▶ [Problem to work on]: Pull out every line containing the string "with".

--*--

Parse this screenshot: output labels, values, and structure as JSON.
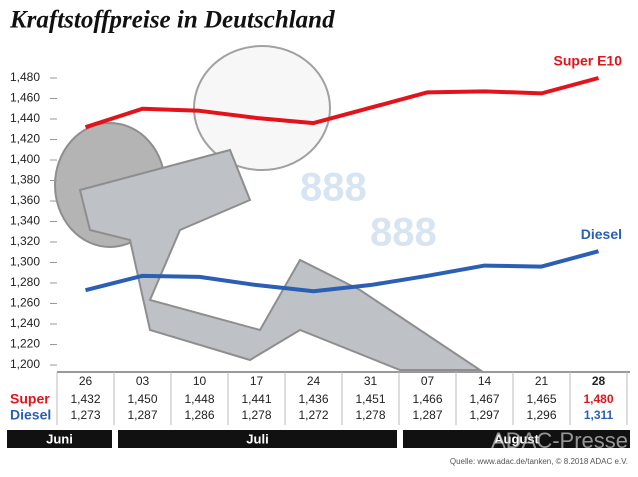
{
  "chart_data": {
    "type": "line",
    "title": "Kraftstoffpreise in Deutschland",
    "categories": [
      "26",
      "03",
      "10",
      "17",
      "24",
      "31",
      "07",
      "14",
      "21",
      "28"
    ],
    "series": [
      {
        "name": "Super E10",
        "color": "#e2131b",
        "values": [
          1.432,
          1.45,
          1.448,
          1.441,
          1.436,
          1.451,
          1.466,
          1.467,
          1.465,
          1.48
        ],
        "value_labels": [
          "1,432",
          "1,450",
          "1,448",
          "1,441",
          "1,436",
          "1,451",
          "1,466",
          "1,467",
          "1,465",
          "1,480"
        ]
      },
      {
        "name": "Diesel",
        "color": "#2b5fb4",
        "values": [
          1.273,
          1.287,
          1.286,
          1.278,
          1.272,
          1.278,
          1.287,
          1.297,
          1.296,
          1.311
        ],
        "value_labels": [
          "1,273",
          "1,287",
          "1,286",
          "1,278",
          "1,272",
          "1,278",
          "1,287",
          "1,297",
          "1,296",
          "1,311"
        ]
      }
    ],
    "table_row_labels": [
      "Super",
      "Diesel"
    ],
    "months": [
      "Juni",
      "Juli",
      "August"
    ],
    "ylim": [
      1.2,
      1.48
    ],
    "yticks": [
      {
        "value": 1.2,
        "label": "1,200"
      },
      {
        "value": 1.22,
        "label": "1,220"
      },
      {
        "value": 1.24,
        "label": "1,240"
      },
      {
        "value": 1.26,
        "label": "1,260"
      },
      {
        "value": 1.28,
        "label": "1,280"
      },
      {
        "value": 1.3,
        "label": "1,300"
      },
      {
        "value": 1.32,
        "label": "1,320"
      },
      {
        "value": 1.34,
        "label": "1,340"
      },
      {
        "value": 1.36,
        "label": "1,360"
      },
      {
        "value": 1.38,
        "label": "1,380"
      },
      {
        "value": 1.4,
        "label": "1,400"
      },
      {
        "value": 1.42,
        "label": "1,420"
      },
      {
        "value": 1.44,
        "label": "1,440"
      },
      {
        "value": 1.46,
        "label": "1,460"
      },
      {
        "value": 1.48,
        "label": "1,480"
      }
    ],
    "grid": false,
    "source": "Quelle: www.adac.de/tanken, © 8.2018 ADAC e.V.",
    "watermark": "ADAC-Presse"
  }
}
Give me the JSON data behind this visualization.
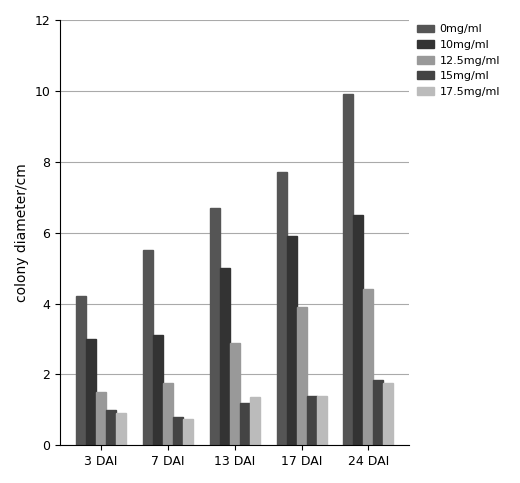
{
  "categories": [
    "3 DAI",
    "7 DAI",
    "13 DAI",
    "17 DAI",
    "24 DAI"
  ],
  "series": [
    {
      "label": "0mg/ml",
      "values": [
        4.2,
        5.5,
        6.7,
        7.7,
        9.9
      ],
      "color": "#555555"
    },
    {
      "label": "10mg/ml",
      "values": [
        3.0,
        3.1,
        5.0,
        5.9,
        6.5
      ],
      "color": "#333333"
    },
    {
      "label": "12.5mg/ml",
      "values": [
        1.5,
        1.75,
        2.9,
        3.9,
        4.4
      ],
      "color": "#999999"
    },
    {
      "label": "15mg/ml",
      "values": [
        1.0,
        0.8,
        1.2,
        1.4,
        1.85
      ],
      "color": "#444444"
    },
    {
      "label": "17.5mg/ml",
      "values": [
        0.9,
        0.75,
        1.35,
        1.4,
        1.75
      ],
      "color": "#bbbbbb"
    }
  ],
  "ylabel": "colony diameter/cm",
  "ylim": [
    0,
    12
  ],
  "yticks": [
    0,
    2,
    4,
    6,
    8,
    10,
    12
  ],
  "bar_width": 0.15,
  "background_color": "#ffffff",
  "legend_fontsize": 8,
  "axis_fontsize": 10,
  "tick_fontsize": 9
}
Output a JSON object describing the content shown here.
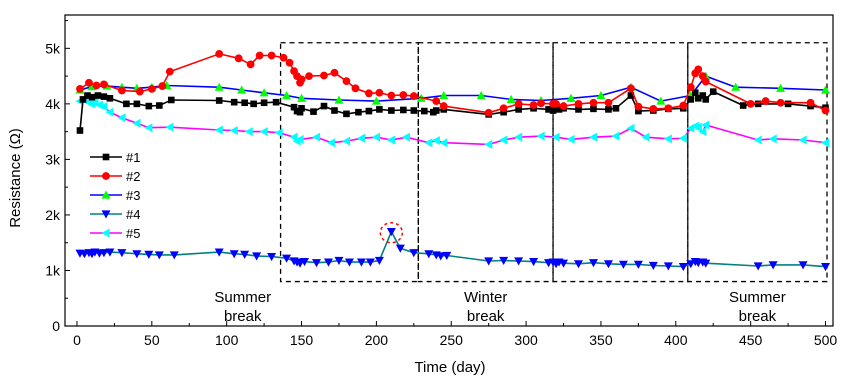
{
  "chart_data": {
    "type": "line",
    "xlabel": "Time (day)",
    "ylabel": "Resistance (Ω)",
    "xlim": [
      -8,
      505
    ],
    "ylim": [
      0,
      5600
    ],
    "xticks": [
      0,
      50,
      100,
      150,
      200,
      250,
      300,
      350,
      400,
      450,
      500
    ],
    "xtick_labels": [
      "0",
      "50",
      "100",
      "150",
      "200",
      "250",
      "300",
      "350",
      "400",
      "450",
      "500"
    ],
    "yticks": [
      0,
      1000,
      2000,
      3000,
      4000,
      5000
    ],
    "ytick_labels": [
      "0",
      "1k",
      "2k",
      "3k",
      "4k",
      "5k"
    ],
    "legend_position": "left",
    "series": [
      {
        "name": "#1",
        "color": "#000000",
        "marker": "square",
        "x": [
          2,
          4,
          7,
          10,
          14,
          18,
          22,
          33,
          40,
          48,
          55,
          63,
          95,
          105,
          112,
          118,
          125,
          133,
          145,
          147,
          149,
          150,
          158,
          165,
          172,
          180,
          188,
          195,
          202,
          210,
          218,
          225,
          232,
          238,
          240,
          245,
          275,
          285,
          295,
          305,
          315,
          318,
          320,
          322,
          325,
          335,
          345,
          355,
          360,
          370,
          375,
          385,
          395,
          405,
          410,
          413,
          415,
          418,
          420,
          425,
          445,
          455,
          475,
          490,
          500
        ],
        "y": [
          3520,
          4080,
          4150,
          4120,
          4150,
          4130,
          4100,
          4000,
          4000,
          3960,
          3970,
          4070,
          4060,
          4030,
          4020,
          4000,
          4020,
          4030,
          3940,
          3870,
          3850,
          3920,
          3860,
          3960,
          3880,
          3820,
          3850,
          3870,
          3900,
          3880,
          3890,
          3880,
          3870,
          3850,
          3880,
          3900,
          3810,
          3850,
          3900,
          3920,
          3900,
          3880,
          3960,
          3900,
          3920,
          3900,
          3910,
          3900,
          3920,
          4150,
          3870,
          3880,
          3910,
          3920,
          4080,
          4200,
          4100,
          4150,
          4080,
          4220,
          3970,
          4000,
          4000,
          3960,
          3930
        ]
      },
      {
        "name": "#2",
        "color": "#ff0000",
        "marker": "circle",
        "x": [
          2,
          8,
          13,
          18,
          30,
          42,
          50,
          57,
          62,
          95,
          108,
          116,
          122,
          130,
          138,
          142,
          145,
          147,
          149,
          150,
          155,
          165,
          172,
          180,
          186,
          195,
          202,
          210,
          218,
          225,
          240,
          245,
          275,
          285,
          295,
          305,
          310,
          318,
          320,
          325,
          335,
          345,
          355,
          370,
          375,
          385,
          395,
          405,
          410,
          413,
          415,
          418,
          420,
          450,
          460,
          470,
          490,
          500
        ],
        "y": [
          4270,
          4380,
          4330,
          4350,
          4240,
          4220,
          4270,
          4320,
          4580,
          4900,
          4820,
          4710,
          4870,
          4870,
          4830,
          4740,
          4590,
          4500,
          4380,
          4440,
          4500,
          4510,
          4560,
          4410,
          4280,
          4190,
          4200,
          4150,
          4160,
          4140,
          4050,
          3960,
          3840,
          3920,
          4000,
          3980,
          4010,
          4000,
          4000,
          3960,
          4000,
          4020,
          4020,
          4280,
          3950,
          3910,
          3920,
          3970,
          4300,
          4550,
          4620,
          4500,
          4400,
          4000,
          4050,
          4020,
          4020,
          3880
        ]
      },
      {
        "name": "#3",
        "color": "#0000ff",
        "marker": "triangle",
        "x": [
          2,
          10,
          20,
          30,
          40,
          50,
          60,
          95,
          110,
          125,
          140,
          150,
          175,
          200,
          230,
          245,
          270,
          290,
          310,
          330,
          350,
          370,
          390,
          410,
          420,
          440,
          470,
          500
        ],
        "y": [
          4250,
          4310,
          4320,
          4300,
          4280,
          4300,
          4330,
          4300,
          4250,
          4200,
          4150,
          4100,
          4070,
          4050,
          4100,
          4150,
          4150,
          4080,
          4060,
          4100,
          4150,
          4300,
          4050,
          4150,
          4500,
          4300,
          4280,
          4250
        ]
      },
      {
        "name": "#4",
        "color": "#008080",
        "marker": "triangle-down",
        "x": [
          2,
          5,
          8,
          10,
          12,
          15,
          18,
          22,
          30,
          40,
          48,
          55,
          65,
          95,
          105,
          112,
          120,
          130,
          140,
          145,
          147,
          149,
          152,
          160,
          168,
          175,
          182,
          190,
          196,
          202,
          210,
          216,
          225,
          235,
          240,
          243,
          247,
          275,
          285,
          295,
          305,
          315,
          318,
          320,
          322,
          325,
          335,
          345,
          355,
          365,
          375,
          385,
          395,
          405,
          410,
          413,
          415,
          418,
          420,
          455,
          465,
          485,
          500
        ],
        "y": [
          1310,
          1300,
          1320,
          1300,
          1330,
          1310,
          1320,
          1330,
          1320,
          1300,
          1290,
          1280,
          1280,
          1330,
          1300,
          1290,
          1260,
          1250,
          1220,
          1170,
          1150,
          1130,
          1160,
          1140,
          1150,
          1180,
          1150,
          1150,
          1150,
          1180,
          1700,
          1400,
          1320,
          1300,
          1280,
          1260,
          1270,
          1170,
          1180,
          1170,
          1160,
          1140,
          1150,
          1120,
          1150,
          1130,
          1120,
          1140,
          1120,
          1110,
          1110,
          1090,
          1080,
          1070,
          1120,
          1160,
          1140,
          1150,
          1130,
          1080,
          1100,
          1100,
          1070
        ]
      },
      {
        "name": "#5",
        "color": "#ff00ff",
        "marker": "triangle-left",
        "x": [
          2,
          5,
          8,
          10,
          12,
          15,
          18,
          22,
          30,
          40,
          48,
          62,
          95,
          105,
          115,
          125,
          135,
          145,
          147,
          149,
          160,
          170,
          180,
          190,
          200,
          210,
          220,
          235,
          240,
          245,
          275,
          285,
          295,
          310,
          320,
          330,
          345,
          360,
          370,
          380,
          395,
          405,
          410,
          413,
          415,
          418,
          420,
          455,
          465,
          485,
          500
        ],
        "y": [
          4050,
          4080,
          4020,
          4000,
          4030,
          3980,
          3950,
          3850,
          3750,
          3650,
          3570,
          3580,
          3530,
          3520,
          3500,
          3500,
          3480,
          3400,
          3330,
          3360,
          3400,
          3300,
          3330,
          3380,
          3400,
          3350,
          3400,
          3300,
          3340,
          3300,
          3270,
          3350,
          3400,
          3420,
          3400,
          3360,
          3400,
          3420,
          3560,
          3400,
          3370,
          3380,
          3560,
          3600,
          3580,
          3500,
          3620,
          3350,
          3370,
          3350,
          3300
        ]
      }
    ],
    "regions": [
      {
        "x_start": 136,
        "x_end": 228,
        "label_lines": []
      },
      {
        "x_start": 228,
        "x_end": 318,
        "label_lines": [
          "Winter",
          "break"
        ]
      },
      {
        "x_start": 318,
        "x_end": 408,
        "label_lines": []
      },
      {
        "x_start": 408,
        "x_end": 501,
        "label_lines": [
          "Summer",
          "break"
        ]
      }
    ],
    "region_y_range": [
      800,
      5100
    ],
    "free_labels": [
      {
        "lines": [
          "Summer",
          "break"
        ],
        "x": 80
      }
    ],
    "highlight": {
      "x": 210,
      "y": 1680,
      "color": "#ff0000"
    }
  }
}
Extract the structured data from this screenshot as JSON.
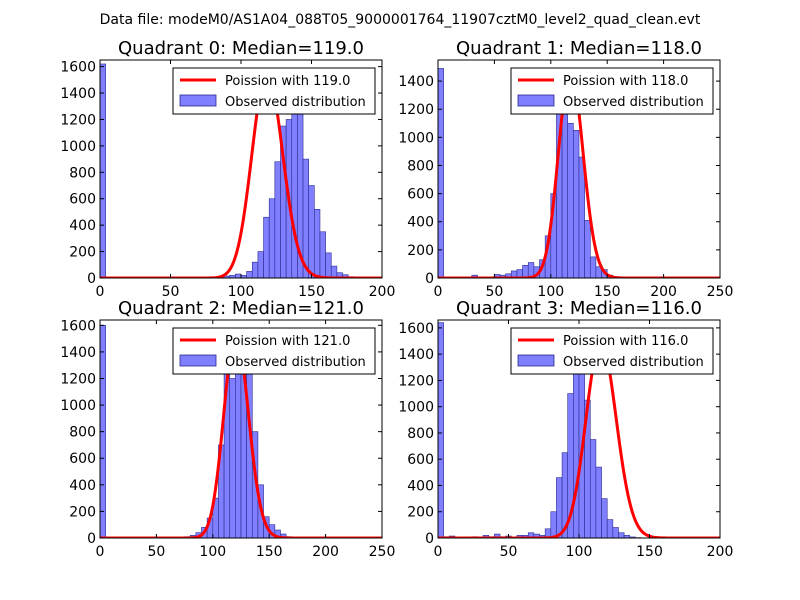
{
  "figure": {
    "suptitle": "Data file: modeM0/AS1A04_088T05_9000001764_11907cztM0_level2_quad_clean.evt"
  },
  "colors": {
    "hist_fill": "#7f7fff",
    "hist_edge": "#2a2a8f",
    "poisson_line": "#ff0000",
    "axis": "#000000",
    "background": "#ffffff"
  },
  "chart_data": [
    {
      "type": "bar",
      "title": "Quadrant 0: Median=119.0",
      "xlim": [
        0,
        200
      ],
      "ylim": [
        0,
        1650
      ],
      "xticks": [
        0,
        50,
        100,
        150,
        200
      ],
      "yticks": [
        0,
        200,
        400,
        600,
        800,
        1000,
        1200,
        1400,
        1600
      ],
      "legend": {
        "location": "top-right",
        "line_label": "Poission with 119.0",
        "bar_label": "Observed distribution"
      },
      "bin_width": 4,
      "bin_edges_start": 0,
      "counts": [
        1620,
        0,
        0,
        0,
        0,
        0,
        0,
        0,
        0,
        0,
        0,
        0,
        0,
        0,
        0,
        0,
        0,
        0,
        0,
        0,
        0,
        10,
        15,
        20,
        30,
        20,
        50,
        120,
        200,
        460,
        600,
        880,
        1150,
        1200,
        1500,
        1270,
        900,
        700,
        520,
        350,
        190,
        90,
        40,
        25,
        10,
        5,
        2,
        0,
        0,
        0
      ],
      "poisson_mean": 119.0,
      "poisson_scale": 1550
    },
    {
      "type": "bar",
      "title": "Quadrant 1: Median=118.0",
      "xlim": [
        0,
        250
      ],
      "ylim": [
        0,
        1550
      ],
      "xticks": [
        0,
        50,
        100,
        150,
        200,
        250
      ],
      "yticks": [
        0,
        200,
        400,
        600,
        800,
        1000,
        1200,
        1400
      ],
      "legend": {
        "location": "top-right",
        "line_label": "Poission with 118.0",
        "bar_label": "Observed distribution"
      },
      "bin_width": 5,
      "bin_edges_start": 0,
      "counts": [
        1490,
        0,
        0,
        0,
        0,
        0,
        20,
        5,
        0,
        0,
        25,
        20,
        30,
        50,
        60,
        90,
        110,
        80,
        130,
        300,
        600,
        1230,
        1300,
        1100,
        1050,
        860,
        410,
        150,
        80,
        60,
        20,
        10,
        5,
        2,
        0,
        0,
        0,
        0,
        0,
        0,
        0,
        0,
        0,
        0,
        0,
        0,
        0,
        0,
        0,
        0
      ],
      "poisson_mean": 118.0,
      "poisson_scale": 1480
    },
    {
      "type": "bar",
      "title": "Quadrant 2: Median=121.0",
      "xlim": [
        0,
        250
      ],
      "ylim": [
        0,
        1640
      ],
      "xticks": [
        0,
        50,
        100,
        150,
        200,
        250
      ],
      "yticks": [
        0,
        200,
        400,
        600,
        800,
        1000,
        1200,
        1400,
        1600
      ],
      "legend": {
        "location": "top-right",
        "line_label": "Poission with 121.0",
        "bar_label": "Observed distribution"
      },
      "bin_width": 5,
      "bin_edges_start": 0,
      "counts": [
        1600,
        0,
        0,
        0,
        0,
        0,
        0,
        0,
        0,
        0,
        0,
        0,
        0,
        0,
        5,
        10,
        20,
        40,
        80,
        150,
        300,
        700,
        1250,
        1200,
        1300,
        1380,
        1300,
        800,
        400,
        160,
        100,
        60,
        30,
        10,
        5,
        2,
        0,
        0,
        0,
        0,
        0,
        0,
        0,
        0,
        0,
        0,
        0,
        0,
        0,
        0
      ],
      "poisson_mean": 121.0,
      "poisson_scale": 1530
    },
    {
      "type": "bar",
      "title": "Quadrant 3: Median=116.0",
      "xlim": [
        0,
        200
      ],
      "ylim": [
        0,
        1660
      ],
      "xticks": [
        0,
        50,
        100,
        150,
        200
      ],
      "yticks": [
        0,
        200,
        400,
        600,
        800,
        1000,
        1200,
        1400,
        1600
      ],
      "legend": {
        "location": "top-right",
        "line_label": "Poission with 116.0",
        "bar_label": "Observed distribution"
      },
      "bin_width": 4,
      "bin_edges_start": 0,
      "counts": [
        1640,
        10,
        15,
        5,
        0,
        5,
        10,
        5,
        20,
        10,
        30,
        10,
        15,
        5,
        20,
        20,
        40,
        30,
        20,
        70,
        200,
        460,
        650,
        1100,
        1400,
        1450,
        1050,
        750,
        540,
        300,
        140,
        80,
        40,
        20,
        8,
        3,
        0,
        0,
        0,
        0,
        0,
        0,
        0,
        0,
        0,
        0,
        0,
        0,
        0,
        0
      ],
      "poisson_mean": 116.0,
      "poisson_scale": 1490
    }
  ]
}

--*--

▶ [Answer below]:
        "line_label": "Poission with 119.0",
        "line_label": "Poission with 118.0",
        "line_label": "Poission with 121.0",
        "line_label": "Poission with 116.0",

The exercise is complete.